→ **What you will do**
Give all of the lines again, with nothing added or dropped.

»»

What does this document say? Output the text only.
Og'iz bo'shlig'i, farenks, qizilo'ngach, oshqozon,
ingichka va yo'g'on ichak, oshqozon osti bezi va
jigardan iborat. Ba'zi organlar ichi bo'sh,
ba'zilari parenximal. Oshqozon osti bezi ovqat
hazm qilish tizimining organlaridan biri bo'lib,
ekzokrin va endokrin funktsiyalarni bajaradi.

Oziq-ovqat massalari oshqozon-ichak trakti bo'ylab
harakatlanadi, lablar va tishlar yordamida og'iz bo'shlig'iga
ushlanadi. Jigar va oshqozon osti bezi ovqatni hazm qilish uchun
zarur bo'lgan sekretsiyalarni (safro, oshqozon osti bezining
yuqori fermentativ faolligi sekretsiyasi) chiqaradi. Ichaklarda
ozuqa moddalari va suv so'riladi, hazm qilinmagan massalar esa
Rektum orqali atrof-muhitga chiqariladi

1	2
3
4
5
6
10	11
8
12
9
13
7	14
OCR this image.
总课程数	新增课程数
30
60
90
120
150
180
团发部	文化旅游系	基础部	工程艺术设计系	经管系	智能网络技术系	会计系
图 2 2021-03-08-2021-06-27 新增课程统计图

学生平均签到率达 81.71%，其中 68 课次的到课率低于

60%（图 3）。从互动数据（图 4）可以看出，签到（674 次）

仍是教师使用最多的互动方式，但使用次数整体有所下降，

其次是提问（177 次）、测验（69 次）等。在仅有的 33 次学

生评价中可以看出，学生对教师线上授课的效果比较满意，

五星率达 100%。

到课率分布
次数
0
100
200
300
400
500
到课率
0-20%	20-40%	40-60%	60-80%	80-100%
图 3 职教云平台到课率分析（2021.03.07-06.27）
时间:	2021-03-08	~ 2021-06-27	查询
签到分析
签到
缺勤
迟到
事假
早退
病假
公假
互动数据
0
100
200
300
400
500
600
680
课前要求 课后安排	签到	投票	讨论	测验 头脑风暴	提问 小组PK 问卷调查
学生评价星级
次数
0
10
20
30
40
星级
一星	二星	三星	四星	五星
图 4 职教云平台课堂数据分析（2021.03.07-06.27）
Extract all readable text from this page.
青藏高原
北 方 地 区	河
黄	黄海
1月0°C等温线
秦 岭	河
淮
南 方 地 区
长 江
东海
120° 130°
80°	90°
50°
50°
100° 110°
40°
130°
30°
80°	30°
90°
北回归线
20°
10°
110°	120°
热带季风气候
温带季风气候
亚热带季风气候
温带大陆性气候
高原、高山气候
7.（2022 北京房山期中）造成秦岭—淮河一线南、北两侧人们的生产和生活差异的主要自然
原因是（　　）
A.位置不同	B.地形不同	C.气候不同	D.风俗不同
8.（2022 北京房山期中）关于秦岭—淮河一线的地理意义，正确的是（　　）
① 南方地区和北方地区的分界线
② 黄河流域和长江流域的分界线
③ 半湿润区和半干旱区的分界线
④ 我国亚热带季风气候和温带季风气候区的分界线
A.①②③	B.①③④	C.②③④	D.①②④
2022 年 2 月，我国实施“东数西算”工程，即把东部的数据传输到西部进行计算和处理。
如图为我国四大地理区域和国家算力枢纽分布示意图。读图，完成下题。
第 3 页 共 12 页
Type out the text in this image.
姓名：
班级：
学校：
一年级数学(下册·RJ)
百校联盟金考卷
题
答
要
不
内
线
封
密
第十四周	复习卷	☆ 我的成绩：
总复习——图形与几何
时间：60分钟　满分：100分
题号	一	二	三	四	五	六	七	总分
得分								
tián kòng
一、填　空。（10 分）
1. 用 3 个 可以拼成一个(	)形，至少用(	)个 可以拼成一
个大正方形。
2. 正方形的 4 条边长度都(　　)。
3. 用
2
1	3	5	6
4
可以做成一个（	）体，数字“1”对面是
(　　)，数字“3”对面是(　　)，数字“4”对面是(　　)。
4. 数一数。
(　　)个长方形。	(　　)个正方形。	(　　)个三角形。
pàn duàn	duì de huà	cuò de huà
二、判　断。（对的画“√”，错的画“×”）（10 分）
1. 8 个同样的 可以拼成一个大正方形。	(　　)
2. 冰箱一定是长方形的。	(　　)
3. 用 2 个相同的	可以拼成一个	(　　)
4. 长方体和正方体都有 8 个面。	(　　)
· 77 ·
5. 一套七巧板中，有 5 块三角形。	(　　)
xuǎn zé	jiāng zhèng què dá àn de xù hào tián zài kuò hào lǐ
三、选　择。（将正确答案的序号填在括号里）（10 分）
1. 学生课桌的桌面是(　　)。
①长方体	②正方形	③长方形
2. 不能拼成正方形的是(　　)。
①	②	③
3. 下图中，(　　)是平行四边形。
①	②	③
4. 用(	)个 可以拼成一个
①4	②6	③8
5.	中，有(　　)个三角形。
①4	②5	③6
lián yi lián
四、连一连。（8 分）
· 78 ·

««

→ **Solution for this exercise**
What does this document say? Output the text only.
Og'iz bo'shlig'i, farenks, qizilo'ngach, oshqozon,
ingichka va yo'g'on ichak, oshqozon osti bezi va
jigardan iborat. Ba'zi organlar ichi bo'sh,
ba'zilari parenximal. Oshqozon osti bezi ovqat
hazm qilish tizimining organlaridan biri bo'lib,
ekzokrin va endokrin funktsiyalarni bajaradi.

Oziq-ovqat massalari oshqozon-ichak trakti bo'ylab
harakatlanadi, lablar va tishlar yordamida og'iz bo'shlig'iga
ushlanadi. Jigar va oshqozon osti bezi ovqatni hazm qilish uchun
zarur bo'lgan sekretsiyalarni (safro, oshqozon osti bezining
yuqori fermentativ faolligi sekretsiyasi) chiqaradi. Ichaklarda
ozuqa moddalari va suv so'riladi, hazm qilinmagan massalar esa
Rektum orqali atrof-muhitga chiqariladi

1	2
3
4
5
6
10	11
8
12
9
13
7	14
OCR this image.
总课程数	新增课程数
30
60
90
120
150
180
团发部	文化旅游系	基础部	工程艺术设计系	经管系	智能网络技术系	会计系
图 2 2021-03-08-2021-06-27 新增课程统计图

学生平均签到率达 81.71%，其中 68 课次的到课率低于

60%（图 3）。从互动数据（图 4）可以看出，签到（674 次）

仍是教师使用最多的互动方式，但使用次数整体有所下降，

其次是提问（177 次）、测验（69 次）等。在仅有的 33 次学

生评价中可以看出，学生对教师线上授课的效果比较满意，

五星率达 100%。

到课率分布
次数
0
100
200
300
400
500
到课率
0-20%	20-40%	40-60%	60-80%	80-100%
图 3 职教云平台到课率分析（2021.03.07-06.27）
时间:	2021-03-08	~ 2021-06-27	查询
签到分析
签到
缺勤
迟到
事假
早退
病假
公假
互动数据
0
100
200
300
400
500
600
680
课前要求 课后安排	签到	投票	讨论	测验 头脑风暴	提问 小组PK 问卷调查
学生评价星级
次数
0
10
20
30
40
星级
一星	二星	三星	四星	五星
图 4 职教云平台课堂数据分析（2021.03.07-06.27）
Extract all readable text from this page.
青藏高原
北 方 地 区	河
黄	黄海
1月0°C等温线
秦 岭	河
淮
南 方 地 区
长 江
东海
120° 130°
80°	90°
50°
50°
100° 110°
40°
130°
30°
80°	30°
90°
北回归线
20°
10°
110°	120°
热带季风气候
温带季风气候
亚热带季风气候
温带大陆性气候
高原、高山气候
7.（2022 北京房山期中）造成秦岭—淮河一线南、北两侧人们的生产和生活差异的主要自然
原因是（　　）
A.位置不同	B.地形不同	C.气候不同	D.风俗不同
8.（2022 北京房山期中）关于秦岭—淮河一线的地理意义，正确的是（　　）
① 南方地区和北方地区的分界线
② 黄河流域和长江流域的分界线
③ 半湿润区和半干旱区的分界线
④ 我国亚热带季风气候和温带季风气候区的分界线
A.①②③	B.①③④	C.②③④	D.①②④
2022 年 2 月，我国实施“东数西算”工程，即把东部的数据传输到西部进行计算和处理。
如图为我国四大地理区域和国家算力枢纽分布示意图。读图，完成下题。
第 3 页 共 12 页
Type out the text in this image.
姓名：
班级：
学校：
一年级数学(下册·RJ)
百校联盟金考卷
题
答
要
不
内
线
封
密
第十四周	复习卷	☆ 我的成绩：
总复习——图形与几何
时间：60分钟　满分：100分
题号	一	二	三	四	五	六	七	总分
得分								
tián kòng
一、填　空。（10 分）
1. 用 3 个 可以拼成一个(	)形，至少用(	)个 可以拼成一
个大正方形。
2. 正方形的 4 条边长度都(　　)。
3. 用
2
1	3	5	6
4
可以做成一个（	）体，数字“1”对面是
(　　)，数字“3”对面是(　　)，数字“4”对面是(　　)。
4. 数一数。
(　　)个长方形。	(　　)个正方形。	(　　)个三角形。
pàn duàn	duì de huà	cuò de huà
二、判　断。（对的画“√”，错的画“×”）（10 分）
1. 8 个同样的 可以拼成一个大正方形。	(　　)
2. 冰箱一定是长方形的。	(　　)
3. 用 2 个相同的	可以拼成一个	(　　)
4. 长方体和正方体都有 8 个面。	(　　)
· 77 ·
5. 一套七巧板中，有 5 块三角形。	(　　)
xuǎn zé	jiāng zhèng què dá àn de xù hào tián zài kuò hào lǐ
三、选　择。（将正确答案的序号填在括号里）（10 分）
1. 学生课桌的桌面是(　　)。
①长方体	②正方形	③长方形
2. 不能拼成正方形的是(　　)。
①	②	③
3. 下图中，(　　)是平行四边形。
①	②	③
4. 用(	)个 可以拼成一个
①4	②6	③8
5.	中，有(　　)个三角形。
①4	②5	③6
lián yi lián
四、连一连。（8 分）
· 78 ·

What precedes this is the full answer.